→ Request:
Copy out every line of the data exactly.

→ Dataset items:

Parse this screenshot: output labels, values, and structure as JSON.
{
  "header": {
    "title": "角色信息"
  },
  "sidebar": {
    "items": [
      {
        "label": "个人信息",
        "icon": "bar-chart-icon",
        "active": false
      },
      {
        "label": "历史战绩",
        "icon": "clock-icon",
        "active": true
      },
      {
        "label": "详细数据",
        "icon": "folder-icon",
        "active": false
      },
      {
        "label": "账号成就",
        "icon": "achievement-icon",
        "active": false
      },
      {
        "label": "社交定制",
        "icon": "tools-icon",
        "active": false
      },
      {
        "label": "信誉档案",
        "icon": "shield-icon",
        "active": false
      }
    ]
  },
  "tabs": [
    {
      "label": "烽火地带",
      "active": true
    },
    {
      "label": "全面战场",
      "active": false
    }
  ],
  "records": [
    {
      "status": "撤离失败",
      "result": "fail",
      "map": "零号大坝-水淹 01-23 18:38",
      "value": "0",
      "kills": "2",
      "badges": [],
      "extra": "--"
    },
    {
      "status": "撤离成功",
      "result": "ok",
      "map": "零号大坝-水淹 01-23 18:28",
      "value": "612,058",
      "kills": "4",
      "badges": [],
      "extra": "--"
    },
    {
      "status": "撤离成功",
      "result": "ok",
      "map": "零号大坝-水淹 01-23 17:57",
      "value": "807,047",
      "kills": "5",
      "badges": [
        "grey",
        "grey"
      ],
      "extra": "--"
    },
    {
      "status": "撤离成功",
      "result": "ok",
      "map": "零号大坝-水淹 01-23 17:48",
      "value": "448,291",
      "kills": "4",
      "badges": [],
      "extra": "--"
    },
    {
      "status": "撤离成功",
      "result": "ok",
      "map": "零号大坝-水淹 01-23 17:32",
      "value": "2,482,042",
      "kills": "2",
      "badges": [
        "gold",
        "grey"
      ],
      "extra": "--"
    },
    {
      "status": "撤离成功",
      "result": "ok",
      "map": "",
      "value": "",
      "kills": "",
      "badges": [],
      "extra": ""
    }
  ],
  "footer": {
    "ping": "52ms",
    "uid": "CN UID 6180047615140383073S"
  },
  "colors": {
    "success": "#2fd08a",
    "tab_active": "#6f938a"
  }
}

→ Reply to the task:
Parse this screenshot: output labels, values, and structure as JSON.
{
  "header": {
    "title": "角色信息"
  },
  "sidebar": {
    "items": [
      {
        "label": "个人信息",
        "icon": "bar-chart-icon",
        "active": false
      },
      {
        "label": "历史战绩",
        "icon": "clock-icon",
        "active": true
      },
      {
        "label": "详细数据",
        "icon": "folder-icon",
        "active": false
      },
      {
        "label": "账号成就",
        "icon": "achievement-icon",
        "active": false
      },
      {
        "label": "社交定制",
        "icon": "tools-icon",
        "active": false
      },
      {
        "label": "信誉档案",
        "icon": "shield-icon",
        "active": false
      }
    ]
  },
  "tabs": [
    {
      "label": "烽火地带",
      "active": true
    },
    {
      "label": "全面战场",
      "active": false
    }
  ],
  "records": [
    {
      "status": "撤离失败",
      "result": "fail",
      "map": "零号大坝-水淹 01-23 18:38",
      "value": "0",
      "kills": "2",
      "badges": [],
      "extra": "--"
    },
    {
      "status": "撤离成功",
      "result": "ok",
      "map": "零号大坝-水淹 01-23 18:28",
      "value": "612,058",
      "kills": "4",
      "badges": [],
      "extra": "--"
    },
    {
      "status": "撤离成功",
      "result": "ok",
      "map": "零号大坝-水淹 01-23 17:57",
      "value": "807,047",
      "kills": "5",
      "badges": [
        "grey",
        "grey"
      ],
      "extra": "--"
    },
    {
      "status": "撤离成功",
      "result": "ok",
      "map": "零号大坝-水淹 01-23 17:48",
      "value": "448,291",
      "kills": "4",
      "badges": [],
      "extra": "--"
    },
    {
      "status": "撤离成功",
      "result": "ok",
      "map": "零号大坝-水淹 01-23 17:32",
      "value": "2,482,042",
      "kills": "2",
      "badges": [
        "gold",
        "grey"
      ],
      "extra": "--"
    },
    {
      "status": "撤离成功",
      "result": "ok",
      "map": "",
      "value": "",
      "kills": "",
      "badges": [],
      "extra": ""
    }
  ],
  "footer": {
    "ping": "52ms",
    "uid": "CN UID 6180047615140383073S"
  },
  "colors": {
    "success": "#2fd08a",
    "tab_active": "#6f938a"
  }
}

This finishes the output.